● **Records for this task**:
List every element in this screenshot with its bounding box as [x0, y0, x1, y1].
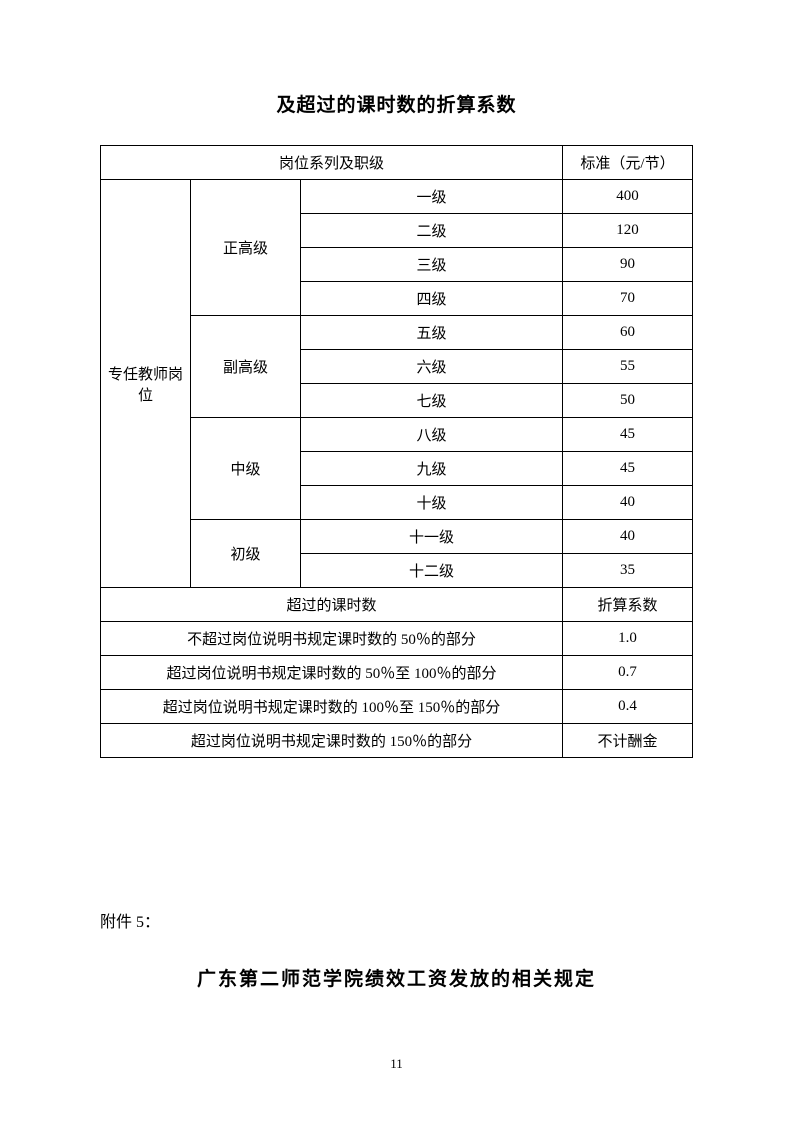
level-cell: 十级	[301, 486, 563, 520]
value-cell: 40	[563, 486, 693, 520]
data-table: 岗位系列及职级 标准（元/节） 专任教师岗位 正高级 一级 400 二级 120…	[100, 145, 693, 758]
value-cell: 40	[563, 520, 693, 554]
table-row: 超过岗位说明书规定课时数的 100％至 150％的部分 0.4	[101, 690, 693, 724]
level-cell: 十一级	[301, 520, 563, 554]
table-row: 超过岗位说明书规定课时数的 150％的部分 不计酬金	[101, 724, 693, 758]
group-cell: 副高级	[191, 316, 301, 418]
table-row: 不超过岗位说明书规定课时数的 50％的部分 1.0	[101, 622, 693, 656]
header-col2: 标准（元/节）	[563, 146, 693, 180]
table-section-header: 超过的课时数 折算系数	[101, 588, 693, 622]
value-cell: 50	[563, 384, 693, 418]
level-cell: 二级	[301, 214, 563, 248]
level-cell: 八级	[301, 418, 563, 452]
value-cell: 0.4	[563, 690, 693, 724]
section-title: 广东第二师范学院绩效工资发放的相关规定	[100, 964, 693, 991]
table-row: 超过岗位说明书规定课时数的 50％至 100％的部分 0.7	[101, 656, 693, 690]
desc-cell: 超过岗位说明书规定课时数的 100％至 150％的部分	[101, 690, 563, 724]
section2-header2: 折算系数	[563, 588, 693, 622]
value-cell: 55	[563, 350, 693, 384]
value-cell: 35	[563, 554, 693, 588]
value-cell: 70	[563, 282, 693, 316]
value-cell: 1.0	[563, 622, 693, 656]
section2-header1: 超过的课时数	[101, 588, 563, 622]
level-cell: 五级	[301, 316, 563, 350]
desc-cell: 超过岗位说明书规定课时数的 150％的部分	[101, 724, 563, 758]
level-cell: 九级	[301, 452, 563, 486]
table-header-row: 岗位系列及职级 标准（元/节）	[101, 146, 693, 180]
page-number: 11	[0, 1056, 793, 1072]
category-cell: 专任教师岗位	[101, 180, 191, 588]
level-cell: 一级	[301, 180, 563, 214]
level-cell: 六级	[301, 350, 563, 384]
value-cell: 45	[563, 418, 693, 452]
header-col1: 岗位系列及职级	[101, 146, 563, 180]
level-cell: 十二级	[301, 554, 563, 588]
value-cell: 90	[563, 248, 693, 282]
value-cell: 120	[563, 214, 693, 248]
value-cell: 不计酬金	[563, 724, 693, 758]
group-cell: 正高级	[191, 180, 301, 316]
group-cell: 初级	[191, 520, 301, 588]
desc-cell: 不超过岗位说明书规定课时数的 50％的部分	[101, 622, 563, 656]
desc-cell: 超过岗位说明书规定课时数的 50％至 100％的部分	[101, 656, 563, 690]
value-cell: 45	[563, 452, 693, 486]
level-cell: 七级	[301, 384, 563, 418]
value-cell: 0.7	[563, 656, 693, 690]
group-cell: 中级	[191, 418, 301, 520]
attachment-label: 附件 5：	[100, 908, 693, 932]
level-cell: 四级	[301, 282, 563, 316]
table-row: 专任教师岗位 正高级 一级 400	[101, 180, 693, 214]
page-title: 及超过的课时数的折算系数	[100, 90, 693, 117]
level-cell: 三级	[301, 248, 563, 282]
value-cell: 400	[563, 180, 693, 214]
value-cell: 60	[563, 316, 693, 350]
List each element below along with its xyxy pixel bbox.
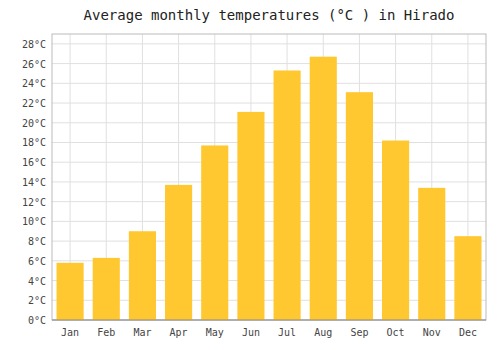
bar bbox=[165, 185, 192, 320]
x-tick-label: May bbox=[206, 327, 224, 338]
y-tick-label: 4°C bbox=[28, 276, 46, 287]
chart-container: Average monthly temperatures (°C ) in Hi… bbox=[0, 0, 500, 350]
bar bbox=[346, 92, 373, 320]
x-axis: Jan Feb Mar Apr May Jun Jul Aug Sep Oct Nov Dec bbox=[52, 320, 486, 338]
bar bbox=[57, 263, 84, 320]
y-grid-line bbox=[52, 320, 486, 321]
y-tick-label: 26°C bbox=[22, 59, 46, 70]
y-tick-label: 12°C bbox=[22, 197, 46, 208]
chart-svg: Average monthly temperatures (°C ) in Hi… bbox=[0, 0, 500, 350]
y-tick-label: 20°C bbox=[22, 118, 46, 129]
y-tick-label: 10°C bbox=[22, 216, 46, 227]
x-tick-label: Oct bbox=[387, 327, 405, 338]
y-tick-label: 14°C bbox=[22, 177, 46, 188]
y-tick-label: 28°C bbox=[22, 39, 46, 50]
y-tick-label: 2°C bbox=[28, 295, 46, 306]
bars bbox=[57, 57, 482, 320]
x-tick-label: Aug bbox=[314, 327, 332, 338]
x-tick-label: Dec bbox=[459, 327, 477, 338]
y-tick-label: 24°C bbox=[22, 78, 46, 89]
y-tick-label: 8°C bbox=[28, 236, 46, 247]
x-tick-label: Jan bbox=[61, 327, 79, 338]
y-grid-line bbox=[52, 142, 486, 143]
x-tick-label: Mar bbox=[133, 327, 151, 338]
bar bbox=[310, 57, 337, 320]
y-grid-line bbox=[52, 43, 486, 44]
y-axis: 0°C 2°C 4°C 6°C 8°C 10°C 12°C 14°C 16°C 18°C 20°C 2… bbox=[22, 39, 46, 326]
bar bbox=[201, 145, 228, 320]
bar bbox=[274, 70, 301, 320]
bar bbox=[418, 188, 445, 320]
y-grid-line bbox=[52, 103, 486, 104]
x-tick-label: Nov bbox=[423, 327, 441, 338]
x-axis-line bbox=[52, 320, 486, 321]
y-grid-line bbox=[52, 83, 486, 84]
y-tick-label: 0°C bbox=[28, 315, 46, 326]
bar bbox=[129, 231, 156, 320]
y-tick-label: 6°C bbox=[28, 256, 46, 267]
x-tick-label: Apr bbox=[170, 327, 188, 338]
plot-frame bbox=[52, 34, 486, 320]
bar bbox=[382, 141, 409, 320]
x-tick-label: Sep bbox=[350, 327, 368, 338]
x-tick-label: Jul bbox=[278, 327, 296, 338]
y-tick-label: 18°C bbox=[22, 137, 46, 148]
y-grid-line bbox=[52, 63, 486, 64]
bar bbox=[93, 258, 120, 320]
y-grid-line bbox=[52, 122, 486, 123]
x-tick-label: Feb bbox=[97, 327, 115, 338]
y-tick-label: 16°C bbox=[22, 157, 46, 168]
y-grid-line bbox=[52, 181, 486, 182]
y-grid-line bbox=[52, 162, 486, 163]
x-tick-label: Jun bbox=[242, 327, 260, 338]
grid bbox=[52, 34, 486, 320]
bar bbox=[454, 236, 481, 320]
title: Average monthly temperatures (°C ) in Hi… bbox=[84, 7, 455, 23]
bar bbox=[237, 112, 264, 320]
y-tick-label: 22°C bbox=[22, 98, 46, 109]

● **Problem statement**: Reproduce verbatim the lines of the records between the line containing "486, 563, 520]" and the line containing "384, 693, 418]", inclusive.

● **Full output**:
level-cell: 十级	[301, 486, 563, 520]
value-cell: 40	[563, 486, 693, 520]
data-table: 岗位系列及职级 标准（元/节） 专任教师岗位 正高级 一级 400 二级 120…	[100, 145, 693, 758]
value-cell: 40	[563, 520, 693, 554]
table-row: 超过岗位说明书规定课时数的 100％至 150％的部分 0.4	[101, 690, 693, 724]
level-cell: 十一级	[301, 520, 563, 554]
table-row: 超过岗位说明书规定课时数的 150％的部分 不计酬金	[101, 724, 693, 758]
group-cell: 副高级	[191, 316, 301, 418]
table-row: 不超过岗位说明书规定课时数的 50％的部分 1.0	[101, 622, 693, 656]
header-col2: 标准（元/节）	[563, 146, 693, 180]
table-section-header: 超过的课时数 折算系数	[101, 588, 693, 622]
value-cell: 50	[563, 384, 693, 418]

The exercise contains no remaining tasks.